» **Written problem 1**
In the text on hip-hop and sampling, what did Sylvia Robinson tell her house band to do to make the beat for "Rapper's Delight"?

» **Text**
== == ==

The breakbeats technique—which involved transforming an existing piece of art into a new piece of art—epitomized postmodernism, seamlessly integrating concepts of intertextuality, deconstruction, pastiche, and the blurring of high and low culture. The popularity (and criticism) of breakbeats is reminiscent of Andy Warhol’s screen print technique, where he took famous images of things like Campbell’s Soup cans or Marilyn Monroe’s face and reproduced them with slight variations. Warhol was commenting on mass production, but his process morphed his subjects into something new. 

“Hip-hop was based on sampling." 

Before there was a rap industry, hip-hop started out in the parks of New York. Rodgers was there. When Debbie Harry and Chris Stein from Blondie invited him to a park jam in 1979, he was told he was going to a “hip hop.” Rodgers, now 71, remembers his response: “I said, ‘What the hell is that?’ And they said, ‘Well, that's where you take something hip and you hop on it.’”

When he got there, he saw MCs lining up as if they were at McDonald’s, all waiting for their chance to rap over the break from Chic’s “Good Times.” “They didn't play any other record,” Rodgers says, still befuddled. “I was just standing there…awestruck. The vibe was unbelievable. I just didn't understand, ‘Why didn't they play another record?’”

Perhaps they didn’t play another record because “Good Times” was the song of the summer, topping the Billboard Hot 100 that August. Or maybe it was because the song had an extended instrumental breakdown, giving DJs enough space to create a breakbeat for rappers to jump on. “It was about finding the break, cutting and scratching it back and forth,” says 57-year-old producer Ron "Amen-Ra" Lawrence. Amen-Ra started DJing in the early ‘80s and later crafted classics like The Notorious B.I.G.’s "Hypnotize" and Faith Evans’ “All Night Long” alongside Puff Daddy as a member of the Hitmen in the ‘90s. “The rapper would rap to the break because that's what it was all about.” 

View this video on YouTube

youtube.com

The impact of “Good Times” on hip-hop reached another level a few months later when an enterprising executive named Sylvia Robinson from Sugar Hill Records aspired to recreate the vibe of those park jams on wax and masterminded “Rapper’s Delight.” The song’s beat was not a sample though—it was an interpolation. Robinson instructed her house band to replay the breakdown from “Good Times” for 15 minutes straight to create the beat that became “Rapper’s Delight.”

“When we think of sampling, it's about taking a sample of an actual record and recreating it exactly,” explains Amen-Ra. “In the case of ‘Rapper’s Delight,’ they played the instruments over instead of using a drum machine or sampling machine, so it's not like they sampled it directly. If you replay it exactly, then you would need to clear it with the person who owns the publishing rights.”

== == ==

» **Records for this exercise**
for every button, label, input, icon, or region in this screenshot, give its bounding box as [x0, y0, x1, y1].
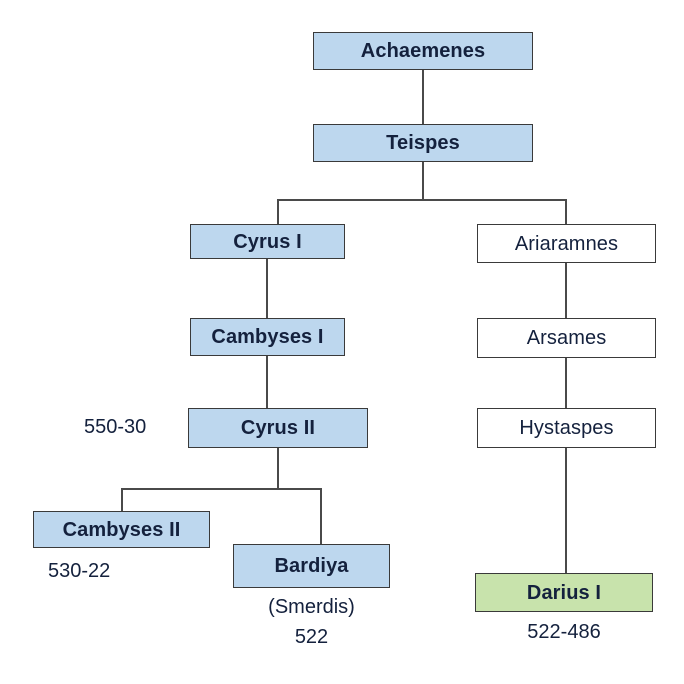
connector-cyrus-i-to-cambyses-i [266, 258, 268, 319]
node-label: Hystaspes [519, 418, 613, 438]
node-cyrus-i[interactable]: Cyrus I [190, 224, 345, 259]
node-label: Ariaramnes [515, 234, 618, 254]
node-cambyses-ii[interactable]: Cambyses II [33, 511, 210, 548]
node-label: Achaemenes [361, 41, 485, 61]
node-ariaramnes[interactable]: Ariaramnes [477, 224, 656, 263]
connector-cyrus-ii-split-bar [121, 488, 322, 490]
node-label: Teispes [386, 133, 460, 153]
annotation-text: 530-22 [48, 560, 110, 582]
connector-teispes-down [422, 161, 424, 201]
connector-ariaramnes-to-arsames [565, 263, 567, 319]
annotation-text: 522-486 [527, 621, 600, 643]
node-label: Cambyses II [63, 520, 181, 540]
annotation-cambyses-ii-reign: 530-22 [48, 561, 110, 581]
node-label: Arsames [527, 328, 607, 348]
annotation-text: 550-30 [84, 416, 146, 438]
connector-cyrus-ii-down [277, 447, 279, 489]
node-darius-i[interactable]: Darius I [475, 573, 653, 612]
connector-teispes-split-bar [277, 199, 567, 201]
connector-to-cyrus-i [277, 199, 279, 225]
node-hystaspes[interactable]: Hystaspes [477, 408, 656, 448]
node-cambyses-i[interactable]: Cambyses I [190, 318, 345, 356]
annotation-bardiya-reign: 522 [233, 627, 390, 647]
annotation-text: 522 [295, 626, 328, 648]
connector-cambyses-i-to-cyrus-ii [266, 355, 268, 409]
annotation-text: (Smerdis) [268, 596, 355, 618]
family-tree-diagram: Achaemenes Teispes Cyrus I Cambyses I Cy… [0, 0, 684, 684]
node-label: Darius I [527, 583, 601, 603]
annotation-darius-i-reign: 522-486 [475, 622, 653, 642]
connector-to-ariaramnes [565, 199, 567, 225]
node-achaemenes[interactable]: Achaemenes [313, 32, 533, 70]
node-label: Cambyses I [211, 327, 323, 347]
connector-arsames-to-hystaspes [565, 358, 567, 409]
connector-to-cambyses-ii [121, 488, 123, 512]
connector-to-bardiya [320, 488, 322, 545]
node-label: Cyrus II [241, 418, 315, 438]
annotation-bardiya-alt-name: (Smerdis) [233, 597, 390, 617]
connector-hystaspes-to-darius-i [565, 448, 567, 573]
connector-achaemenes-to-teispes [422, 69, 424, 125]
node-cyrus-ii[interactable]: Cyrus II [188, 408, 368, 448]
node-label: Bardiya [274, 556, 348, 576]
node-arsames[interactable]: Arsames [477, 318, 656, 358]
node-teispes[interactable]: Teispes [313, 124, 533, 162]
node-bardiya[interactable]: Bardiya [233, 544, 390, 588]
annotation-cyrus-ii-reign: 550-30 [84, 417, 146, 437]
node-label: Cyrus I [233, 232, 302, 252]
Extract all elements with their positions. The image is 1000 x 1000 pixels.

== == ==

» **Written problem 2**
Return the stretch of the records from the line containing "connector-cyrus-i-to-cambyses-i [266, 258, 268, 319]" through the line containing "node-label: Cambyses II [63, 520, 181, 540]", with both of those lines included, reproducing each line unchanged.

» **Final answer 1**
She had them replay the breakdown from "Good Times" for 15 minutes straight.

» **Final answer 2**
connector-cyrus-i-to-cambyses-i [266, 258, 268, 319]
node-label: Hystaspes [519, 418, 613, 438]
node-cyrus-i[interactable]: Cyrus I [190, 224, 345, 259]
node-label: Ariaramnes [515, 234, 618, 254]
node-cambyses-ii[interactable]: Cambyses II [33, 511, 210, 548]
node-label: Achaemenes [361, 41, 485, 61]
node-ariaramnes[interactable]: Ariaramnes [477, 224, 656, 263]
connector-cyrus-ii-split-bar [121, 488, 322, 490]
node-label: Teispes [386, 133, 460, 153]
annotation-text: 530-22 [48, 560, 110, 582]
connector-teispes-down [422, 161, 424, 201]
connector-ariaramnes-to-arsames [565, 263, 567, 319]
annotation-text: 522-486 [527, 621, 600, 643]
node-label: Cambyses II [63, 520, 181, 540]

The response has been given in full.